#### Exercise requirements:
• a. Using the ProtoDUNE description below, decide whether each statement agrees with it, answering yes or no and quoting the deciding words: (i) ProtoDUNE will be operated at CERN; (ii) ProtoDUNE is the DUNE far detector itself; (iii) the background events come primarily from cosmics and beam byproducts.
• b. Based on the ProtoDUNE description below, explain in one to three sentences why ProtoDUNE will use triggers.

#### Article:
Speakers
David Rivera
(University of Pennsylvania)
Jonathon Sensenig
(University of Pennsylvania)
Description
DUNE is an experiment aimed at determining the mass hierarchy of neutrinos and measuring parity violation in the neutrino sector. The ProtoDUNE detector is a prototype Liquid Argon (LAr) TPC for the DUNE far detector and will be operated at CERN to primarily study hadronic interactions in LAr at the few GeV energy scale.
Due to the operation of ProtoDUNE in a beamline near the surface, the detector will need to be able to discern between the intended beam particles and background events arising primarily from cosmics and beam byproducts such as halo muons and other contaminants. Thus, in order to reduce the data rates to manageable levels, ProtoDUNE will employ the use of triggers.

#### Dataset:

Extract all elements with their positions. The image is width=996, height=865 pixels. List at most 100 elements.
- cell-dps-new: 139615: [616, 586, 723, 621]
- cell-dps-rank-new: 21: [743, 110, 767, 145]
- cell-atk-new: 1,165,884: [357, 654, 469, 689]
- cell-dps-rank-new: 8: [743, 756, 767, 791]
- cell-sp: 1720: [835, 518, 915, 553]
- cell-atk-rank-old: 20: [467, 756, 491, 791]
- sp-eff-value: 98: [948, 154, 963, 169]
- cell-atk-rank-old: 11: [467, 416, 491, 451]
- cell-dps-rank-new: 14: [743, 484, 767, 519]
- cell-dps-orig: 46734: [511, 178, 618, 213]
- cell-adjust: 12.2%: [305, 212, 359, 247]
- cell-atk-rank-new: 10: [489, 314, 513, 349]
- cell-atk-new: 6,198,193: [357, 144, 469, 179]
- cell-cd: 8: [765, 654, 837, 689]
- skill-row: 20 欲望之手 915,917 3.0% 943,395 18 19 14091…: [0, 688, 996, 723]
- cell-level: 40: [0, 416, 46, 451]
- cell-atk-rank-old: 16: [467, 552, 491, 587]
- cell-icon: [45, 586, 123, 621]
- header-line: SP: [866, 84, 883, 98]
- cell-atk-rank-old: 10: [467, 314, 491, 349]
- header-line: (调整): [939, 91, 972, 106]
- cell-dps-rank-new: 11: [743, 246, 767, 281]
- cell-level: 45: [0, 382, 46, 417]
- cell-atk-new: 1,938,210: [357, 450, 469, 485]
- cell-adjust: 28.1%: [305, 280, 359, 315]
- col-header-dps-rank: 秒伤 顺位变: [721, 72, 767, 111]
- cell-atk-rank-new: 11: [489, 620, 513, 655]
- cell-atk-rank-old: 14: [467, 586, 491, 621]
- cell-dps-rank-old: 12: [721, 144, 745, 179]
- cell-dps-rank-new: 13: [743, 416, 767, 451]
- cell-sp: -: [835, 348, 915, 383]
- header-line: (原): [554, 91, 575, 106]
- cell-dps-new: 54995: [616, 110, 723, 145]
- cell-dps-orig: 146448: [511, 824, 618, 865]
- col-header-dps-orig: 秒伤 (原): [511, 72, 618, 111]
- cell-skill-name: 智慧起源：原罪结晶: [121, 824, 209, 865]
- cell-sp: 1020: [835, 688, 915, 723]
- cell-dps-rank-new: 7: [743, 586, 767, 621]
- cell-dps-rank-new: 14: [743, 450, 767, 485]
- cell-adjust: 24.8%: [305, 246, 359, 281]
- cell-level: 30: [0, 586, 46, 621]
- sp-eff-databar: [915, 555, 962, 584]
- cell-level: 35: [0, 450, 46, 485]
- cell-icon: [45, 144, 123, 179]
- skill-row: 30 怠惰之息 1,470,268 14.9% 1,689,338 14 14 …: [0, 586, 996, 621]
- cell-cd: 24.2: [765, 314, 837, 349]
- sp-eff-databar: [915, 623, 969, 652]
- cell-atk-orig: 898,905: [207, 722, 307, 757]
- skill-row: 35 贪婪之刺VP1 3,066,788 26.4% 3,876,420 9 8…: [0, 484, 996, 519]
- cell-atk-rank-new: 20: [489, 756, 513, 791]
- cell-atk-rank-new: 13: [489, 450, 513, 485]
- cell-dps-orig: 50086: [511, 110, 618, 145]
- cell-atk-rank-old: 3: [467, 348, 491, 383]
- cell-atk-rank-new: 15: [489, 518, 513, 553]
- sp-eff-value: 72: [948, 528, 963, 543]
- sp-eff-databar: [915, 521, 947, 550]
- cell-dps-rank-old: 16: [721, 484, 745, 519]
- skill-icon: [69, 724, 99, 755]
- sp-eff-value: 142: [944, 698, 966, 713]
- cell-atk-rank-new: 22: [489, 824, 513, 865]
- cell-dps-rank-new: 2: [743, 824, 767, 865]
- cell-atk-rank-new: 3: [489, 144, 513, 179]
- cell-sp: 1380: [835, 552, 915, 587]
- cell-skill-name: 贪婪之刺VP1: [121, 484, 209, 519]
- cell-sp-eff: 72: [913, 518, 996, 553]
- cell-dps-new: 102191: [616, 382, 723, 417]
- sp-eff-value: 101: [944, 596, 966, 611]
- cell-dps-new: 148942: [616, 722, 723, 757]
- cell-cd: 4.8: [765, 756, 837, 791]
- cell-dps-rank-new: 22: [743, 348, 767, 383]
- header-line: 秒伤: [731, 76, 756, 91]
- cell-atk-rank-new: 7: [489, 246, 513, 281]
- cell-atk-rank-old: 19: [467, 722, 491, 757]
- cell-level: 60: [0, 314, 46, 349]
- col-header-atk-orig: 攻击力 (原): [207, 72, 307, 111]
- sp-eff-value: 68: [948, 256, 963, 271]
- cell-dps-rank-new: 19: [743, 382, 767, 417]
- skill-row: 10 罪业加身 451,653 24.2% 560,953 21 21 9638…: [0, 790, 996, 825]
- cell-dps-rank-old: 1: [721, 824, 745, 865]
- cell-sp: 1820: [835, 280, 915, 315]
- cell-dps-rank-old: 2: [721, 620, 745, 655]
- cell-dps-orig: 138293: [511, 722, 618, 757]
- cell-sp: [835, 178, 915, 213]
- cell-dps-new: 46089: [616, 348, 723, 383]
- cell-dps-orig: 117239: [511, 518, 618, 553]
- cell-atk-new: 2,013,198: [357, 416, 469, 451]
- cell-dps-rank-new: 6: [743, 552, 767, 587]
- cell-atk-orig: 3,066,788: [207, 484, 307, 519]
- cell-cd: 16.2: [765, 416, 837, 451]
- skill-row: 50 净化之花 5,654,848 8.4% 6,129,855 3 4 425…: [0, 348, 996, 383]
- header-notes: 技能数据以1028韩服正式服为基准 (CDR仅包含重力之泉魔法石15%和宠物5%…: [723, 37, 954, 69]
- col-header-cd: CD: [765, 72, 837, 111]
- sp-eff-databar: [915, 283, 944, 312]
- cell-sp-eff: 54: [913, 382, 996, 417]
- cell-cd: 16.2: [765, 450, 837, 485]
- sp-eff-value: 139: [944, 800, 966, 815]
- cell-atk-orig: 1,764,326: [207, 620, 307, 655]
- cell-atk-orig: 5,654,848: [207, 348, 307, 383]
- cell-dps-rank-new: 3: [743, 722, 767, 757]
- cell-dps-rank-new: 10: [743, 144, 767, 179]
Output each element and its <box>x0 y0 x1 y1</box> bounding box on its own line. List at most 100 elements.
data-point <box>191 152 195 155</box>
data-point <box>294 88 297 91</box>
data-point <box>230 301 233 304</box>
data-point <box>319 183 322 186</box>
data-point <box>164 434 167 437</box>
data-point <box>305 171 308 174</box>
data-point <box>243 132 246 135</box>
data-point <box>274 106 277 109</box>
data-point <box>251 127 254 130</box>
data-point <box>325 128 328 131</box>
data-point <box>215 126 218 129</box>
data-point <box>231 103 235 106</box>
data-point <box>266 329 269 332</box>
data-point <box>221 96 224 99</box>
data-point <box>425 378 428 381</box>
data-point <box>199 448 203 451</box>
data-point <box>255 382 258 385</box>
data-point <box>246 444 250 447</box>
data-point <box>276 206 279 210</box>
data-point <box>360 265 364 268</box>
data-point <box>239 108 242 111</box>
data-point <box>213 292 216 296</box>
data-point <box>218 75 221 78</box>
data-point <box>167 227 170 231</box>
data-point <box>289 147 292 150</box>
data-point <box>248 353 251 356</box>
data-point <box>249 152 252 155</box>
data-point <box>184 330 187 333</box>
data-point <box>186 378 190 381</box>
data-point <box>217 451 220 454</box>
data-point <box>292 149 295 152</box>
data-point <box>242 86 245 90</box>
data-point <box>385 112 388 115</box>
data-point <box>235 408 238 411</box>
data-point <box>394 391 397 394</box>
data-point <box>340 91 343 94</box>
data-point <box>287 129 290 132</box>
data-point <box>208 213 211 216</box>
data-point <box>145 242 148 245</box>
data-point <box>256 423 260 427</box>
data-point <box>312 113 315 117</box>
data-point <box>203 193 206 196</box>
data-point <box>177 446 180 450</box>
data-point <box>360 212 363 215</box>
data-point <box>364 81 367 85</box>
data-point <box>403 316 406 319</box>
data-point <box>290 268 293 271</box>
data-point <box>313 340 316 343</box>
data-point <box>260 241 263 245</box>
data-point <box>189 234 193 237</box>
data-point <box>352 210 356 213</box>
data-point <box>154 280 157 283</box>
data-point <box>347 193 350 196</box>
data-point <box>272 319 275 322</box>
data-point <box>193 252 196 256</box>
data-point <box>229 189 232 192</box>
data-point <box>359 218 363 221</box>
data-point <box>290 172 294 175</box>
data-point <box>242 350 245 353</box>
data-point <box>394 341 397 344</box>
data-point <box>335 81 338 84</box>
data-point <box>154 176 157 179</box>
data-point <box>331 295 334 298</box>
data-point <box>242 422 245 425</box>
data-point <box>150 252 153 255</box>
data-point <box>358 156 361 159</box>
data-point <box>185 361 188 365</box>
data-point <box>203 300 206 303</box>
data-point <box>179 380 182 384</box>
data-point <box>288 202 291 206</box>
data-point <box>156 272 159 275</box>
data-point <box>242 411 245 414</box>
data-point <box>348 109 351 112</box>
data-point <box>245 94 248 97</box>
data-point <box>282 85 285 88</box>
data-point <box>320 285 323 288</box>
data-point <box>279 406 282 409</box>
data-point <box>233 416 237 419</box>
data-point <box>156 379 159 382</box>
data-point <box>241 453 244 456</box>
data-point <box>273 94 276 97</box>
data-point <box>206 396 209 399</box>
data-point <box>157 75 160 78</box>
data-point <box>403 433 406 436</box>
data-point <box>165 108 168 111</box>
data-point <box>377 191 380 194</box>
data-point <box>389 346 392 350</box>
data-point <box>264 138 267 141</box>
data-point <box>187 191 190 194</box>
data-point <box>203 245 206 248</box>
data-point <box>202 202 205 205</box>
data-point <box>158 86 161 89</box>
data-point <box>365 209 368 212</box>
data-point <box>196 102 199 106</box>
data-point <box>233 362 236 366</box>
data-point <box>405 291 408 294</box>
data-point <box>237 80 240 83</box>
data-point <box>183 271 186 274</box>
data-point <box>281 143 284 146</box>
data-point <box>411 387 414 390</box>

#### Responses to the tasks:
• a.
(i) Yes: "will be operated at CERN"
(ii) No: "is a prototype Liquid Argon (LAr) TPC for the DUNE far detector"
(iii) Yes: "background events arising primarily from cosmics and beam byproducts such as halo muons and other contaminants"

• b. ProtoDUNE will operate in a beamline near the surface, so it must tell the intended beam particles apart from background events caused mainly by cosmics and beam byproducts. Triggers will reduce the data rates to manageable levels.